## EXERCISE DIRECTIONS
Track down the lines that contain "time" and copy them.

Stored data entries:
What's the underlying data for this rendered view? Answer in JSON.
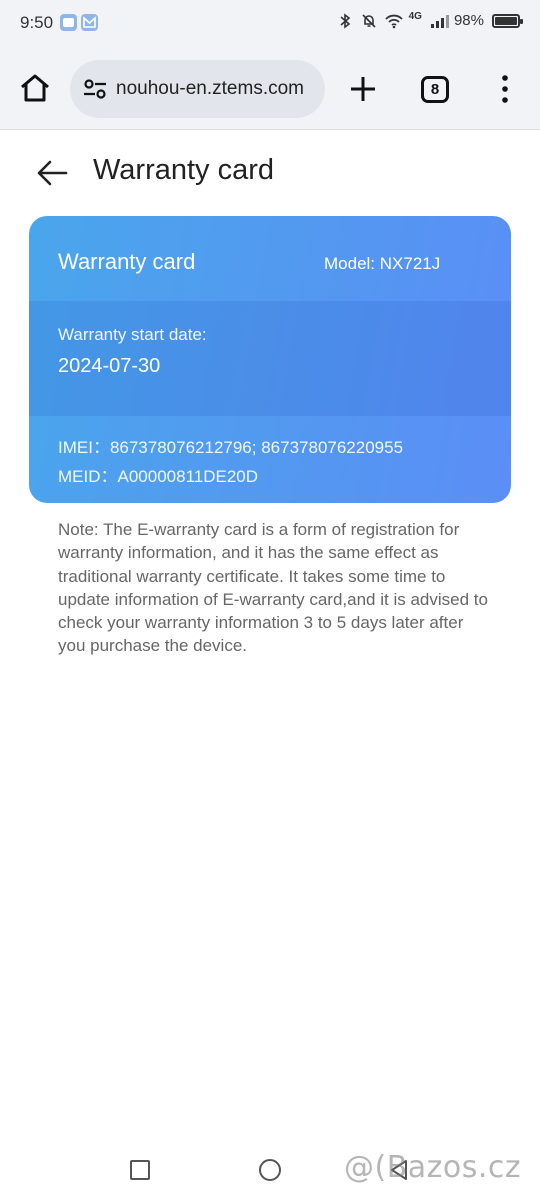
{
  "status_bar": {
    "time": "9:50",
    "network": "4G",
    "battery": "98%"
  },
  "browser": {
    "url": "nouhou-en.ztems.com",
    "tab_count": "8",
    "icons": [
      "home-icon",
      "site-settings-icon",
      "plus-icon",
      "tabs-icon",
      "more-vert-icon"
    ]
  },
  "page": {
    "title": "Warranty card"
  },
  "card": {
    "title": "Warranty card",
    "model": "Model: NX721J",
    "start_label": "Warranty start date:",
    "start_date": "2024-07-30",
    "imei": "IMEI：867378076212796; 867378076220955",
    "meid": "MEID：A00000811DE20D",
    "colors": {
      "gradient_start": "#4aa6ec",
      "gradient_end": "#5b8ef6"
    }
  },
  "note": "Note: The E-warranty card is a form of registration for warranty information, and it has the same effect as traditional warranty certificate. It takes some time to update information of E-warranty card,and it is advised to check your warranty information 3 to 5 days later after you purchase the device.",
  "watermark": "@(Bazos.cz"
}
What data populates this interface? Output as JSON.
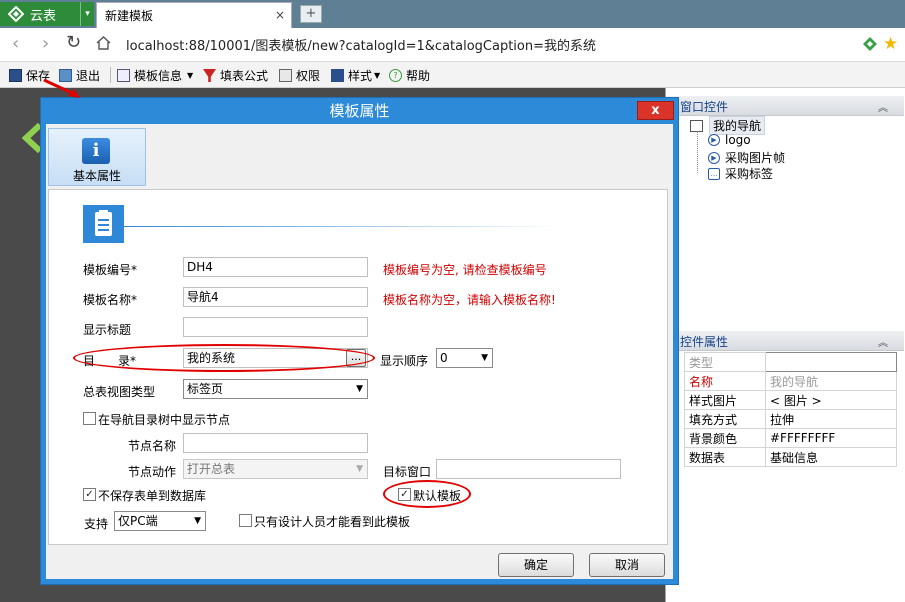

## TASK ANSWER
    "time": "9:50",
  "note": "Note: The E-warranty card is a form of registration for warranty information, and it has the same effect as traditional warranty certificate. It takes some time to update information of E-warranty card,and it is advised to check your warranty information 3 to 5 days later after you purchase the device.",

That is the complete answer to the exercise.